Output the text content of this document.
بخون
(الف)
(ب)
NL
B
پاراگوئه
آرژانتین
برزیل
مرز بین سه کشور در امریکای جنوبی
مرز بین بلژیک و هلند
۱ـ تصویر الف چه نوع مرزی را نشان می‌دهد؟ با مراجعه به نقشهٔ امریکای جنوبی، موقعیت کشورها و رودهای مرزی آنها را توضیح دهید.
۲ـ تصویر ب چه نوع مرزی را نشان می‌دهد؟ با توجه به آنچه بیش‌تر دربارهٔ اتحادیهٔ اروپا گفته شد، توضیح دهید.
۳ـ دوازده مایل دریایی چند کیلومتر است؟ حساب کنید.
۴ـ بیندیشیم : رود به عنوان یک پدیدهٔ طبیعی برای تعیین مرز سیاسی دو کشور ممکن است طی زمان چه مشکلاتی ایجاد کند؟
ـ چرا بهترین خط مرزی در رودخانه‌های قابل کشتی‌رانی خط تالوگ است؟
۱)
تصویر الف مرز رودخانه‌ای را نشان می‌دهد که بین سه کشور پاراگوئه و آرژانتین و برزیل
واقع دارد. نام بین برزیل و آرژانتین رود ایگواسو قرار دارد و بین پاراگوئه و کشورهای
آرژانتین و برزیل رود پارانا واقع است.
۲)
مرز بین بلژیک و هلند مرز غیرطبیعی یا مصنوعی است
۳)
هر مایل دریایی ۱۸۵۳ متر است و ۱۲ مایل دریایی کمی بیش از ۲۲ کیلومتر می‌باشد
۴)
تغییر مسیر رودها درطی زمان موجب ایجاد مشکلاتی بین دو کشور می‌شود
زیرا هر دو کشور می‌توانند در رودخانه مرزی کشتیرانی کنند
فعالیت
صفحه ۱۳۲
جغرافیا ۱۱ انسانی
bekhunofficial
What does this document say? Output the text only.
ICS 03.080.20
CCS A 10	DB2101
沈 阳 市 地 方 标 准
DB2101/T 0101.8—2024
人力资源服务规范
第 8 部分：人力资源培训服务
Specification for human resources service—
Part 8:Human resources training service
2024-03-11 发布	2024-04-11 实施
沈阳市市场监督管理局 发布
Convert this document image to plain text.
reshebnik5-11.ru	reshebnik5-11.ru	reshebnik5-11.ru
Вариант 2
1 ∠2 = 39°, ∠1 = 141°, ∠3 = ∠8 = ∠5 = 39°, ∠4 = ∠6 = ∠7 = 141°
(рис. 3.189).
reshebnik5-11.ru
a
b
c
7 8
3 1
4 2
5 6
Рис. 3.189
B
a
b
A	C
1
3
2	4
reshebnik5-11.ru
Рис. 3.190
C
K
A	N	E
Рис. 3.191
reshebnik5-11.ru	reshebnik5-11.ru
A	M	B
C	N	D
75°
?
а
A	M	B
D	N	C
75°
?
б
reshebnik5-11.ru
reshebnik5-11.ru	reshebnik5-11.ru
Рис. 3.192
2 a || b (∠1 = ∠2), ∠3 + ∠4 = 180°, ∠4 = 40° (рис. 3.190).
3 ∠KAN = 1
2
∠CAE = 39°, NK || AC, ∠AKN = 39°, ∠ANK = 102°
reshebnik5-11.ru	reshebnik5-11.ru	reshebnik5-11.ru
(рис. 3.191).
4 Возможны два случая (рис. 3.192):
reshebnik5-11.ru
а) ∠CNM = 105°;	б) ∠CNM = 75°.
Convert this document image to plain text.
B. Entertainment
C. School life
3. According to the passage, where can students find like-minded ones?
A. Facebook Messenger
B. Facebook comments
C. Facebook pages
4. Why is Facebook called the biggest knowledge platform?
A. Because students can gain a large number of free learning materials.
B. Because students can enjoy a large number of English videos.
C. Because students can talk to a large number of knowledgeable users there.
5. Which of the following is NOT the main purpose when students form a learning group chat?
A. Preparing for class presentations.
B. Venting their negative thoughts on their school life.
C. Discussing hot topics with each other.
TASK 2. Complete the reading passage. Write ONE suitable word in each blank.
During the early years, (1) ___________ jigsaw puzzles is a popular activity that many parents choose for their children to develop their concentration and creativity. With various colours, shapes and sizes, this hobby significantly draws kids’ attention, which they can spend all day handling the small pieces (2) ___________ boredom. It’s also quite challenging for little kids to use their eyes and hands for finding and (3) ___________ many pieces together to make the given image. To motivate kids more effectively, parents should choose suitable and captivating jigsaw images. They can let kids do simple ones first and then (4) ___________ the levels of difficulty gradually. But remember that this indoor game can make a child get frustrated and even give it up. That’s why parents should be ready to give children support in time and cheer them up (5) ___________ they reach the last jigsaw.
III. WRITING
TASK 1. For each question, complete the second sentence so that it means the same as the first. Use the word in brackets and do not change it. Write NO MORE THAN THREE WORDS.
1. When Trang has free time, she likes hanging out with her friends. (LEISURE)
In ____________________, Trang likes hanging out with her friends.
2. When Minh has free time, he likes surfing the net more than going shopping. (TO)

■ ■ ■

Task
Write out the entries in full, exactly as given.

Output for this exercise
Output the text content of this document.
بخون
(الف)
(ب)
NL
B
پاراگوئه
آرژانتین
برزیل
مرز بین سه کشور در امریکای جنوبی
مرز بین بلژیک و هلند
۱ـ تصویر الف چه نوع مرزی را نشان می‌دهد؟ با مراجعه به نقشهٔ امریکای جنوبی، موقعیت کشورها و رودهای مرزی آنها را توضیح دهید.
۲ـ تصویر ب چه نوع مرزی را نشان می‌دهد؟ با توجه به آنچه بیش‌تر دربارهٔ اتحادیهٔ اروپا گفته شد، توضیح دهید.
۳ـ دوازده مایل دریایی چند کیلومتر است؟ حساب کنید.
۴ـ بیندیشیم : رود به عنوان یک پدیدهٔ طبیعی برای تعیین مرز سیاسی دو کشور ممکن است طی زمان چه مشکلاتی ایجاد کند؟
ـ چرا بهترین خط مرزی در رودخانه‌های قابل کشتی‌رانی خط تالوگ است؟
۱)
تصویر الف مرز رودخانه‌ای را نشان می‌دهد که بین سه کشور پاراگوئه و آرژانتین و برزیل
واقع دارد. نام بین برزیل و آرژانتین رود ایگواسو قرار دارد و بین پاراگوئه و کشورهای
آرژانتین و برزیل رود پارانا واقع است.
۲)
مرز بین بلژیک و هلند مرز غیرطبیعی یا مصنوعی است
۳)
هر مایل دریایی ۱۸۵۳ متر است و ۱۲ مایل دریایی کمی بیش از ۲۲ کیلومتر می‌باشد
۴)
تغییر مسیر رودها درطی زمان موجب ایجاد مشکلاتی بین دو کشور می‌شود
زیرا هر دو کشور می‌توانند در رودخانه مرزی کشتیرانی کنند
فعالیت
صفحه ۱۳۲
جغرافیا ۱۱ انسانی
bekhunofficial
What does this document say? Output the text only.
ICS 03.080.20
CCS A 10	DB2101
沈 阳 市 地 方 标 准
DB2101/T 0101.8—2024
人力资源服务规范
第 8 部分：人力资源培训服务
Specification for human resources service—
Part 8:Human resources training service
2024-03-11 发布	2024-04-11 实施
沈阳市市场监督管理局 发布
Convert this document image to plain text.
reshebnik5-11.ru	reshebnik5-11.ru	reshebnik5-11.ru
Вариант 2
1 ∠2 = 39°, ∠1 = 141°, ∠3 = ∠8 = ∠5 = 39°, ∠4 = ∠6 = ∠7 = 141°
(рис. 3.189).
reshebnik5-11.ru
a
b
c
7 8
3 1
4 2
5 6
Рис. 3.189
B
a
b
A	C
1
3
2	4
reshebnik5-11.ru
Рис. 3.190
C
K
A	N	E
Рис. 3.191
reshebnik5-11.ru	reshebnik5-11.ru
A	M	B
C	N	D
75°
?
а
A	M	B
D	N	C
75°
?
б
reshebnik5-11.ru
reshebnik5-11.ru	reshebnik5-11.ru
Рис. 3.192
2 a || b (∠1 = ∠2), ∠3 + ∠4 = 180°, ∠4 = 40° (рис. 3.190).
3 ∠KAN = 1
2
∠CAE = 39°, NK || AC, ∠AKN = 39°, ∠ANK = 102°
reshebnik5-11.ru	reshebnik5-11.ru	reshebnik5-11.ru
(рис. 3.191).
4 Возможны два случая (рис. 3.192):
reshebnik5-11.ru
а) ∠CNM = 105°;	б) ∠CNM = 75°.
Convert this document image to plain text.
B. Entertainment
C. School life
3. According to the passage, where can students find like-minded ones?
A. Facebook Messenger
B. Facebook comments
C. Facebook pages
4. Why is Facebook called the biggest knowledge platform?
A. Because students can gain a large number of free learning materials.
B. Because students can enjoy a large number of English videos.
C. Because students can talk to a large number of knowledgeable users there.
5. Which of the following is NOT the main purpose when students form a learning group chat?
A. Preparing for class presentations.
B. Venting their negative thoughts on their school life.
C. Discussing hot topics with each other.
TASK 2. Complete the reading passage. Write ONE suitable word in each blank.
During the early years, (1) ___________ jigsaw puzzles is a popular activity that many parents choose for their children to develop their concentration and creativity. With various colours, shapes and sizes, this hobby significantly draws kids’ attention, which they can spend all day handling the small pieces (2) ___________ boredom. It’s also quite challenging for little kids to use their eyes and hands for finding and (3) ___________ many pieces together to make the given image. To motivate kids more effectively, parents should choose suitable and captivating jigsaw images. They can let kids do simple ones first and then (4) ___________ the levels of difficulty gradually. But remember that this indoor game can make a child get frustrated and even give it up. That’s why parents should be ready to give children support in time and cheer them up (5) ___________ they reach the last jigsaw.
III. WRITING
TASK 1. For each question, complete the second sentence so that it means the same as the first. Use the word in brackets and do not change it. Write NO MORE THAN THREE WORDS.
1. When Trang has free time, she likes hanging out with her friends. (LEISURE)
In ____________________, Trang likes hanging out with her friends.
2. When Minh has free time, he likes surfing the net more than going shopping. (TO)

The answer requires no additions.